Problem details: Look through the lines below and extract any with the word "screenshot".

^^^^

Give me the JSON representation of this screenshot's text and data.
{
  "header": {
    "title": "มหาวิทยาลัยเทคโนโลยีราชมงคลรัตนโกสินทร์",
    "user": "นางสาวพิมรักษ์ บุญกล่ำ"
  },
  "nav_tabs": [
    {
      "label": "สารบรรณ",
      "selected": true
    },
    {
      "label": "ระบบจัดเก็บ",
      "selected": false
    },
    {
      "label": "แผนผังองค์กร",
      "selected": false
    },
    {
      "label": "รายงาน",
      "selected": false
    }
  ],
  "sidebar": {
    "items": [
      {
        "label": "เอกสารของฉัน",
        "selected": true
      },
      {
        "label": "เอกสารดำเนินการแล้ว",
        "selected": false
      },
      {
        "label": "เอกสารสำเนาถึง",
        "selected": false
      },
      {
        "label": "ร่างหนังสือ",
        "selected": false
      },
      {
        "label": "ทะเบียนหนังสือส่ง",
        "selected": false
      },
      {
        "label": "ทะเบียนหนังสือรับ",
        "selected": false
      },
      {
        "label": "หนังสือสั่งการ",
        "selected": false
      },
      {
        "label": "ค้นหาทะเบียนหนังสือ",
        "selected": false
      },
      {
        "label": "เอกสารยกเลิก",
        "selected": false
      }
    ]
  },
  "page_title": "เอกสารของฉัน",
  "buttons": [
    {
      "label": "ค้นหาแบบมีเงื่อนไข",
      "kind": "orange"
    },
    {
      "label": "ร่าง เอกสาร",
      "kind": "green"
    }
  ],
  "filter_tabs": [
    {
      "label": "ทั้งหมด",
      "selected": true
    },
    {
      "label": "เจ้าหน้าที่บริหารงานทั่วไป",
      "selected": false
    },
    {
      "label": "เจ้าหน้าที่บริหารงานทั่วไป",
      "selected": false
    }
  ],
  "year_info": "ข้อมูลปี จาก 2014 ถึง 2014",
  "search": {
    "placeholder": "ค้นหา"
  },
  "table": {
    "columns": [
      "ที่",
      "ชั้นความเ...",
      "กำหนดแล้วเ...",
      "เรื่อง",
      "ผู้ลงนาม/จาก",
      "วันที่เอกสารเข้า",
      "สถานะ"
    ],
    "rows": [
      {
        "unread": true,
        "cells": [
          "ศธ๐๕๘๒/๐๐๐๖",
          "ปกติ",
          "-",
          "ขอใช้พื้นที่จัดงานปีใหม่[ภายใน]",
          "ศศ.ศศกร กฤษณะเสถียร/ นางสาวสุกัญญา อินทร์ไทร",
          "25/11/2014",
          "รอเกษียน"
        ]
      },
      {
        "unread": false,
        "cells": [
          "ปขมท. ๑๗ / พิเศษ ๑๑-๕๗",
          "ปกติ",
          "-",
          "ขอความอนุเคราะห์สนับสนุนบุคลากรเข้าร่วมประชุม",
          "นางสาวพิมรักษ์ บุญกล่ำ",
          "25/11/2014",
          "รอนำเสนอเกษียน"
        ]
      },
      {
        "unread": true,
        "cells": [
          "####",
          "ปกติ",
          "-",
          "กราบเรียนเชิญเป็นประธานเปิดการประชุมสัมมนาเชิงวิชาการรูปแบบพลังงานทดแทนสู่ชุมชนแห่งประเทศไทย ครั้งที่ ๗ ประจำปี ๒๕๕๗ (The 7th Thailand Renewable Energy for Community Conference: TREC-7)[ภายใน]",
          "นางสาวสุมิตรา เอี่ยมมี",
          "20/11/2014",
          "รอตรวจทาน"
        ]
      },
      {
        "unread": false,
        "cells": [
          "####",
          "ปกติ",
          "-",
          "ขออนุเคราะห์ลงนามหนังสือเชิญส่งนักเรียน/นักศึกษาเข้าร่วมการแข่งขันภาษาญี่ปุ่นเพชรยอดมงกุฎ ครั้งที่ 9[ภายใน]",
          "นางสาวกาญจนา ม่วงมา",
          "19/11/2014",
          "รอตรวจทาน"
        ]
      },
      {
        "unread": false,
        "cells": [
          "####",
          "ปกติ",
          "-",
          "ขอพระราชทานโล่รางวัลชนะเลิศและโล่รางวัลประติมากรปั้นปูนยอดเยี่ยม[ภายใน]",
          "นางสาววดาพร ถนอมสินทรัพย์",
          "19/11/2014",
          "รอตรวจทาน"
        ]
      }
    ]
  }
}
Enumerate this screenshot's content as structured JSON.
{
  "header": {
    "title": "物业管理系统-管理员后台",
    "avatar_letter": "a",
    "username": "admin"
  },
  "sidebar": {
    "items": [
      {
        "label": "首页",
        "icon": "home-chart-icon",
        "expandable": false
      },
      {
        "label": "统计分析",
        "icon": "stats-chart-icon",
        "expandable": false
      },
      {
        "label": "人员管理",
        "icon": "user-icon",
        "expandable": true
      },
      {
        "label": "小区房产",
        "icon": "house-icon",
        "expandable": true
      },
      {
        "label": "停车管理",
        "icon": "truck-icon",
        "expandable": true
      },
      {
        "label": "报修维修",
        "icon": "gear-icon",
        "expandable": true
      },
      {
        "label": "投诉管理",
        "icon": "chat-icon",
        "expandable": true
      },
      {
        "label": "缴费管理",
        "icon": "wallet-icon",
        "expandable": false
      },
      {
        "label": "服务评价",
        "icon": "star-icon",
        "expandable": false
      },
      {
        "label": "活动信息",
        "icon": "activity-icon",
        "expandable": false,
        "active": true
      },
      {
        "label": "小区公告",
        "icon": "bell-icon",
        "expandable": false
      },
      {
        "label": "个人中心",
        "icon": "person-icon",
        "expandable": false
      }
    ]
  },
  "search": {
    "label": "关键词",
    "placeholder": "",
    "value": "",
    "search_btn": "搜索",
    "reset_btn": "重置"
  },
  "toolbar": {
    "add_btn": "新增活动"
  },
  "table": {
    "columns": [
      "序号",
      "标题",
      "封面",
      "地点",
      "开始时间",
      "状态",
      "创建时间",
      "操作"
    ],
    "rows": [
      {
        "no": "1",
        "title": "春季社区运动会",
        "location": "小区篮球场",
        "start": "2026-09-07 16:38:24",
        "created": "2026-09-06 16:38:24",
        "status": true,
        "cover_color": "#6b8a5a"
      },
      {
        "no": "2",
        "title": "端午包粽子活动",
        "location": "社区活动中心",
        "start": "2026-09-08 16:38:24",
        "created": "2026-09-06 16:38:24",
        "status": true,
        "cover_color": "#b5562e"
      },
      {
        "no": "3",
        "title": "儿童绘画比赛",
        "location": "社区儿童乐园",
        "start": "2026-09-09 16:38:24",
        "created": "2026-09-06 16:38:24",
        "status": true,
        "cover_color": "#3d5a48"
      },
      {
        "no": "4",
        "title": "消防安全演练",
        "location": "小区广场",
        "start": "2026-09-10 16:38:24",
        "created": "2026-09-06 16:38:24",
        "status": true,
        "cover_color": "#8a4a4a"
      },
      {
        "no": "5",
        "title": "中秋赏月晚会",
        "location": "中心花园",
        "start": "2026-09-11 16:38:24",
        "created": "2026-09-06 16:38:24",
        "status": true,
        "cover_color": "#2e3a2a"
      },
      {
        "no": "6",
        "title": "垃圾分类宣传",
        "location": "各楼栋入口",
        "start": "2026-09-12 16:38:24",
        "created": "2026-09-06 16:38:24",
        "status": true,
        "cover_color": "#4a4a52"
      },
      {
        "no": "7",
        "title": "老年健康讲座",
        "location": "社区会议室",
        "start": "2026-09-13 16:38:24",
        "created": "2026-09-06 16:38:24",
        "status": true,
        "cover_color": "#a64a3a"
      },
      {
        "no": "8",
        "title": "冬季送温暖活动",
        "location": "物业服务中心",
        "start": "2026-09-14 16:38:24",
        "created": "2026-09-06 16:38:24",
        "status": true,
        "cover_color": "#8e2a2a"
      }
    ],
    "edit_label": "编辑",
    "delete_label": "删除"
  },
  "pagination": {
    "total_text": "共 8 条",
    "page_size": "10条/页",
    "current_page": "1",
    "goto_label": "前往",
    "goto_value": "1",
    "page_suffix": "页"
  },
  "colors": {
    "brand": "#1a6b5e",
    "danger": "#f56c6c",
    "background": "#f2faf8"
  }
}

^^^^

Result:
Give me the JSON representation of this screenshot's text and data.
Enumerate this screenshot's content as structured JSON.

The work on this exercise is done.